WRITTEN EXERCISE:
Answer these questions using the Ghana trip article:
(a) How many days did the two faculty members spend in Ghana?
(b) In which village did they lead an English lesson for young students?
(c) What is Christina Riehman-Murphy's job?

SOURCE TEXT:
Alisha and Christina in Ghana

Ghana research trip is life-changing for two Abington faculty

By: Regina Broscius
The exploration will revise the curriculum for the English course: "Literature and Empire"

Two Penn State Abington faculty members traveled to Ghana intent on establishing a new study abroad option for students. Little did they know how nine days in the West African nation would upend their psyches.

Christina Ghana teacher Alisha

A Ghanaian teacher let Christina and Alisha lead an English lesson about common and proper nouns to young students in the village of Seva.

Credit: Christina Riehman-Murphy
“We went to Ghana to find sites of meaningful, enriching experience for our students, and we came away with much more than we could have imagined."

Walters and Christina Riehman-Murphy, reference and instruction librarian in University Libraries, visited villages and toured historic sites, and these experiences drove moments of connection and confrontation of historical trauma.

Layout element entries
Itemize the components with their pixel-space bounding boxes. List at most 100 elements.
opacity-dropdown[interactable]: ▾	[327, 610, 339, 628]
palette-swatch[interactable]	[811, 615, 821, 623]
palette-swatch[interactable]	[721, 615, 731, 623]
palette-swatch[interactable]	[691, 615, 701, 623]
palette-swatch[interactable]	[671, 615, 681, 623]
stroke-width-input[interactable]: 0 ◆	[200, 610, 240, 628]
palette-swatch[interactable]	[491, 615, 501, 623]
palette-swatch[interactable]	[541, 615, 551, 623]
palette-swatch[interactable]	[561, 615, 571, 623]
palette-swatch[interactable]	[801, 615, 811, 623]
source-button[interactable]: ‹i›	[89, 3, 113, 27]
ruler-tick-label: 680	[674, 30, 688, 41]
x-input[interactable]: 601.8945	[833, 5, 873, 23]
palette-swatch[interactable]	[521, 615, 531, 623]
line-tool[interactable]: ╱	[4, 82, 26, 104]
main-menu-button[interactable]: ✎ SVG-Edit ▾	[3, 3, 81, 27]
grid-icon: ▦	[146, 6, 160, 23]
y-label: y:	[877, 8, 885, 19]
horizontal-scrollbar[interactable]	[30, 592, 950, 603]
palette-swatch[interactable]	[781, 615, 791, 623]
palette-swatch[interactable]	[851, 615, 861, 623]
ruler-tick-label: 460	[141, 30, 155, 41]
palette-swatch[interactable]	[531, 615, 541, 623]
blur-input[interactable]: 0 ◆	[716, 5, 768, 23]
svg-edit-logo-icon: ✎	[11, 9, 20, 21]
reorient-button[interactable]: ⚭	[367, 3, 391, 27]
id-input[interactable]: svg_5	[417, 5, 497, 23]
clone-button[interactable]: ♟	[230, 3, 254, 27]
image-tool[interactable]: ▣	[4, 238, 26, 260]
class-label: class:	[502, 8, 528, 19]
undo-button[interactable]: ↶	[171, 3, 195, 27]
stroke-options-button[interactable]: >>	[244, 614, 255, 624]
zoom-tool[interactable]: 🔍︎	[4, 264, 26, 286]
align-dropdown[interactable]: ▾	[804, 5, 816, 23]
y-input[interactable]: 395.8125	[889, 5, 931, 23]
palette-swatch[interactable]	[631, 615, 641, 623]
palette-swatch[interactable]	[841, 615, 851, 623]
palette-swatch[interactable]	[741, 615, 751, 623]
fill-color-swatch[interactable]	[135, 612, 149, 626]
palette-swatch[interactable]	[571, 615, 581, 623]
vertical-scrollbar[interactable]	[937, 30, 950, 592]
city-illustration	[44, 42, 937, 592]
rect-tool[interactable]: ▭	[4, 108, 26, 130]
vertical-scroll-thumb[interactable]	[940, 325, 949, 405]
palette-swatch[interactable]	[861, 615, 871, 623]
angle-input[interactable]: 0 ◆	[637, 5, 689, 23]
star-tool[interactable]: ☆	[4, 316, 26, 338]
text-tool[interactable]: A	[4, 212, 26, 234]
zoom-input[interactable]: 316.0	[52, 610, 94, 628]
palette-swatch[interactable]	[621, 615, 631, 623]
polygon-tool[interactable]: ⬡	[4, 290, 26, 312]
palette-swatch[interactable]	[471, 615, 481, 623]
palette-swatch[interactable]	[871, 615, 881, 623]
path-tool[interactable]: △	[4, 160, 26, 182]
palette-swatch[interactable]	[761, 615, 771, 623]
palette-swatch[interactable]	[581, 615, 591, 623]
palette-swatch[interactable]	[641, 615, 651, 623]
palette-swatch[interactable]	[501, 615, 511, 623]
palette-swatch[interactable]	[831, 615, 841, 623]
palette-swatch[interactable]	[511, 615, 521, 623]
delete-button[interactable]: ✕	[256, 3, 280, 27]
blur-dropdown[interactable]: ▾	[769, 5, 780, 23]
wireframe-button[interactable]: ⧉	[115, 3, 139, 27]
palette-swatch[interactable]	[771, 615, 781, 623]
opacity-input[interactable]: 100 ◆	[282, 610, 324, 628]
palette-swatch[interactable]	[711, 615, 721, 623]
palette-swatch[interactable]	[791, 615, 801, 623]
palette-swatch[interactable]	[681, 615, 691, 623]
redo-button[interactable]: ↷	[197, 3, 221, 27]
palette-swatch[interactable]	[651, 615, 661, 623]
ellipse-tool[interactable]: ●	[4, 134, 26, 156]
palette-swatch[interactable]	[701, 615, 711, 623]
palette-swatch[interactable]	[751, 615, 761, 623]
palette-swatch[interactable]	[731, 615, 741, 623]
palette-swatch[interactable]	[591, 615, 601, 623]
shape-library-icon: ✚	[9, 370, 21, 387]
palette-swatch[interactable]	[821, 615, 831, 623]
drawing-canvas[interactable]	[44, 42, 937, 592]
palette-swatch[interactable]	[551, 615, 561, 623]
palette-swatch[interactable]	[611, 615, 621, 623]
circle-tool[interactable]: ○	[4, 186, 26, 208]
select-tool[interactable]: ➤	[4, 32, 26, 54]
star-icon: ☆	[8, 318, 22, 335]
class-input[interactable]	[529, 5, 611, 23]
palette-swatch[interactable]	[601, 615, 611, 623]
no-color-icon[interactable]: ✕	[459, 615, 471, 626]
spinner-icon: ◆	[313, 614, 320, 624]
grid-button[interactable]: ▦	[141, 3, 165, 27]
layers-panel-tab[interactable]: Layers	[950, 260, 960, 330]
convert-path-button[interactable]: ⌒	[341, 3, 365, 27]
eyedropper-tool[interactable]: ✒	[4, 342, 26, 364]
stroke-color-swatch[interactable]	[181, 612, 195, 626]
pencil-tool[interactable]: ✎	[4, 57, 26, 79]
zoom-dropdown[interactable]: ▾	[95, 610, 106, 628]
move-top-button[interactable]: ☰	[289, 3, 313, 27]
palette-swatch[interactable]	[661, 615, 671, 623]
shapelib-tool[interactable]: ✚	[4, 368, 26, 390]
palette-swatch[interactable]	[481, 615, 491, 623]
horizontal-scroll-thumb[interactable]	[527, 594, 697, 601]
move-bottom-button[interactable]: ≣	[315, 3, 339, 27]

WRITTEN SOLUTION:
(a) Nine days
(b) Seva
(c) Reference and instruction librarian in University Libraries